Editor’s Note: Not every woman wants this life. Many never will. The trad wife conversation is everywhere right now and it’s often reduced to either romantic fantasy or feminist failure. This isn’t an endorsement or a rebuttal. It’s one woman’s honest account—not a fantasy Instagram feed, but a lived experience, chosen deliberately and shaped by her marriage, finances, and values. Understanding a choice isn’t the same as making it.
The Instagram version is a lie. Duck boots, chicken sh*t, and not a single regret.
As I watched my husband tangle with the hardware cloth and 2x4s for the run of our chicken coop, I checked the heat index. At 10 a.m., it was already a punishing 108 degrees. And though I knew his answer, I asked anyway. “Do you need any help?” As I expected, he replied, “No, this is my job; your job is to make me lunch and bring me water.”
Not gonna lie, I was a little relieved. Seriously, what fool would want to be out there working in that heat if they didn’t have to?
And no, this isn’t a scene from Yellowstone’s 1883 Origin Story. This is my life. Today. In 2026.
I handle the meals, housework, and sourdough starters while my husband tackles the heavy lifting—tractors, trees, and teaching the kids to drive.
And I couldn’t be happier.
Yes, I’m a Trad Wife
If you’ve spent any time on social media, you’ve probably seen the phrase “trad wife.” A portmanteau for “traditional wife,” the term describes women like me who lean into homemaking and raising children while their husbands take the lead for the family.

— PROVIDED INFORMATION —
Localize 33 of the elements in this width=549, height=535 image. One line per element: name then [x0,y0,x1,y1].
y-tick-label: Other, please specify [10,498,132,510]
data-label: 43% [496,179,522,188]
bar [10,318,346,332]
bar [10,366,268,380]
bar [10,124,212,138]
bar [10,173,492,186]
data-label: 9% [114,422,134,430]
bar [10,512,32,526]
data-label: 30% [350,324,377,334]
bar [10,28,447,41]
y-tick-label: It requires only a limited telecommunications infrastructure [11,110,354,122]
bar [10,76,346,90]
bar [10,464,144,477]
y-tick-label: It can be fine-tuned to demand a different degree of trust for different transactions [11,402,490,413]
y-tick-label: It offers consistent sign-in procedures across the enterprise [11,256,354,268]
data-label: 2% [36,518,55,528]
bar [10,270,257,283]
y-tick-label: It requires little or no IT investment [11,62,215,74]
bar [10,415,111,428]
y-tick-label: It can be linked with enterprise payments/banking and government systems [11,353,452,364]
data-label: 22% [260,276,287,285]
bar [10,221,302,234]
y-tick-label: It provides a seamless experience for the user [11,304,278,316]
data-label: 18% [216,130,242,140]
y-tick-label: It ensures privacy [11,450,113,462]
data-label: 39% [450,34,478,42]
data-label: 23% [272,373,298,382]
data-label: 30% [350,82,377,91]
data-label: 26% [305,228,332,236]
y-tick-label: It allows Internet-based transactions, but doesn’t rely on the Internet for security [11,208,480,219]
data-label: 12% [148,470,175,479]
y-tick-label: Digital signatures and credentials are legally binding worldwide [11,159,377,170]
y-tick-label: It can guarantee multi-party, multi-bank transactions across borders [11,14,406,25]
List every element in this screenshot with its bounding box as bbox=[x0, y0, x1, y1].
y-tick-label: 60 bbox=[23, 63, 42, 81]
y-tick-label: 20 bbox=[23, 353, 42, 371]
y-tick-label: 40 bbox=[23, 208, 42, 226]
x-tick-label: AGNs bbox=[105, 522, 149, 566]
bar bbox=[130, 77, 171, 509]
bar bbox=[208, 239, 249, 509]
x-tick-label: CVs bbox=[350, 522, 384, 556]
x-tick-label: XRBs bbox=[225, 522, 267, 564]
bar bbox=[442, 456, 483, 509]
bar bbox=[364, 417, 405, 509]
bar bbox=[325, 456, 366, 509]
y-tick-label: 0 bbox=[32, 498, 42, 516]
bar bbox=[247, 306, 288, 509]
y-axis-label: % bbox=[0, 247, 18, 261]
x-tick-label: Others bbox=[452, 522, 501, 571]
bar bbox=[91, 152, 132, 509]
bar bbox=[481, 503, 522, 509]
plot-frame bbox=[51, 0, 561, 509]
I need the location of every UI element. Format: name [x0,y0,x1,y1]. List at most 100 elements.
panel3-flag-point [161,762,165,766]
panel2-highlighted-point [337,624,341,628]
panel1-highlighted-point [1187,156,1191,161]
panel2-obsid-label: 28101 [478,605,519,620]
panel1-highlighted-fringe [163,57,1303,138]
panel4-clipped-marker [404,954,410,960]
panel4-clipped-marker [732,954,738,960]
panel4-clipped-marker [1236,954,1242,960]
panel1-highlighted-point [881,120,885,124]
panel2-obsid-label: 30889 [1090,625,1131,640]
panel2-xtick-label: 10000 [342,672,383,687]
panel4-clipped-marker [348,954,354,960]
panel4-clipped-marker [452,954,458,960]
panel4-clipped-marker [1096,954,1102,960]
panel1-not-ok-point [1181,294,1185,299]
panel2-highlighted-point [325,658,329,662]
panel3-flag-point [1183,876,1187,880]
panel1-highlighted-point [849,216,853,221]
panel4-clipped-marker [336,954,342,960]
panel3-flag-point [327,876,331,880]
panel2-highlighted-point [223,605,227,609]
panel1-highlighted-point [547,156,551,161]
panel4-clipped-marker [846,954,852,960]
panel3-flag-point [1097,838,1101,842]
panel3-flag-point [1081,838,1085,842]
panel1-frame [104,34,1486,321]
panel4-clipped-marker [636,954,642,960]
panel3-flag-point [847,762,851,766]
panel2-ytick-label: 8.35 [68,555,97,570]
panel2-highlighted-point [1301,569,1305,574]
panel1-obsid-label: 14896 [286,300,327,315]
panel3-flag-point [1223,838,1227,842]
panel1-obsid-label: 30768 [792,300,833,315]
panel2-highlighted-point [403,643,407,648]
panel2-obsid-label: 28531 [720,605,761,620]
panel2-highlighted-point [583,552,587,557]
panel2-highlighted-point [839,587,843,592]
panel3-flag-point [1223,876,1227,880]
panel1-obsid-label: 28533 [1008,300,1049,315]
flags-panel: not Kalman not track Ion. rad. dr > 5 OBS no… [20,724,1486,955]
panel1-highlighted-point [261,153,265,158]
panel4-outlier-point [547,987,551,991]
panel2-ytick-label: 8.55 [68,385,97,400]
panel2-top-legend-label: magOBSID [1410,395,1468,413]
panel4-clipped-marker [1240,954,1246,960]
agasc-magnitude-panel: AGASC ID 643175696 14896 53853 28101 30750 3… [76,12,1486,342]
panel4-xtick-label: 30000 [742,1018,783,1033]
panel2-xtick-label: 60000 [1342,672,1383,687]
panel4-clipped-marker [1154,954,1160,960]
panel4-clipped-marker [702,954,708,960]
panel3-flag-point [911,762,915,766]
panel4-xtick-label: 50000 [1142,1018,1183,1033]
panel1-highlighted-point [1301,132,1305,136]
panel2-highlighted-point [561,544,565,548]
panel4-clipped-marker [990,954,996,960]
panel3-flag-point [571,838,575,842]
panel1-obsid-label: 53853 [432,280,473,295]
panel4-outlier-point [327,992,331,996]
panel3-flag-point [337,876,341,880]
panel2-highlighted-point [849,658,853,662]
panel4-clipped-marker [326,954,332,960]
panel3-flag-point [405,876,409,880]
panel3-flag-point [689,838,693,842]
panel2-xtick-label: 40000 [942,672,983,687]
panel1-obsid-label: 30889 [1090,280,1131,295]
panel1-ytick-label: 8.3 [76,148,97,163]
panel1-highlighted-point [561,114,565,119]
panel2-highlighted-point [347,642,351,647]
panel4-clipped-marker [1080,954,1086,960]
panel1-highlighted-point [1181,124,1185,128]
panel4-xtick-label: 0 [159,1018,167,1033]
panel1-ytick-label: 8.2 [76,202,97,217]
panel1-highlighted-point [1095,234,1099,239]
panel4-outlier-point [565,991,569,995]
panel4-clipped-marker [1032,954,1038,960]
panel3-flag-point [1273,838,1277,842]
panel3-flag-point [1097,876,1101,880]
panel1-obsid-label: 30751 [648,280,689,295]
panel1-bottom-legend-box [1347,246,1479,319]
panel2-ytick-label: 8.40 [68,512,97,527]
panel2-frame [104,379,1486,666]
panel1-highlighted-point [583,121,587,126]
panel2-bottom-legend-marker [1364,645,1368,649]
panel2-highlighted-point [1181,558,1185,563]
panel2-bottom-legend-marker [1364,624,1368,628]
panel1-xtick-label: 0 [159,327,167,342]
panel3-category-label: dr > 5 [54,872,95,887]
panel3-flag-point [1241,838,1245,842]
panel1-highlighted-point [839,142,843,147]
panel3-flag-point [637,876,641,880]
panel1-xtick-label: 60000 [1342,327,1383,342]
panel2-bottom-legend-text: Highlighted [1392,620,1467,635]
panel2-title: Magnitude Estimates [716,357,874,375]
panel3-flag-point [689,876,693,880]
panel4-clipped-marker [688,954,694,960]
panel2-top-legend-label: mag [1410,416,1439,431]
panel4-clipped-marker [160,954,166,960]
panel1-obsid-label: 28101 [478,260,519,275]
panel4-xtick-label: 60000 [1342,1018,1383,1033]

— TASK STATEMENT —
Copy the trad wife essay from "As I watched" up to and including "couldn’t be happier.". Work only from the essay about trad wife life and nothing else.

— OUTPUT —
As I watched my husband tangle with the hardware cloth and 2x4s for the run of our chicken coop, I checked the heat index. At 10 a.m., it was already a punishing 108 degrees. And though I knew his answer, I asked anyway. “Do you need any help?” As I expected, he replied, “No, this is my job; your job is to make me lunch and bring me water.”
Not gonna lie, I was a little relieved. Seriously, what fool would want to be out there working in that heat if they didn’t have to?
And no, this isn’t a scene from Yellowstone’s 1883 Origin Story. This is my life. Today. In 2026.
I handle the meals, housework, and sourdough starters while my husband tackles the heavy lifting—tractors, trees, and teaching the kids to drive.
And I couldn’t be happier.